» Exercise requirements: Could you give the data below again, exactly and completely?

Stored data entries
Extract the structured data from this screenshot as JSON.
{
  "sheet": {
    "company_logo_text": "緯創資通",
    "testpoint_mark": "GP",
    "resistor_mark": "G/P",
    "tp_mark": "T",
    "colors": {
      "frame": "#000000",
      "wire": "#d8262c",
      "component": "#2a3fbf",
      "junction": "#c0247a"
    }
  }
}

» Answer to the problem:
Extract the structured data from this screenshot as JSON.
{
  "sheet": {
    "company_logo_text": "緯創資通",
    "testpoint_mark": "GP",
    "resistor_mark": "G/P",
    "tp_mark": "T",
    "colors": {
      "frame": "#000000",
      "wire": "#d8262c",
      "component": "#2a3fbf",
      "junction": "#c0247a"
    }
  }
}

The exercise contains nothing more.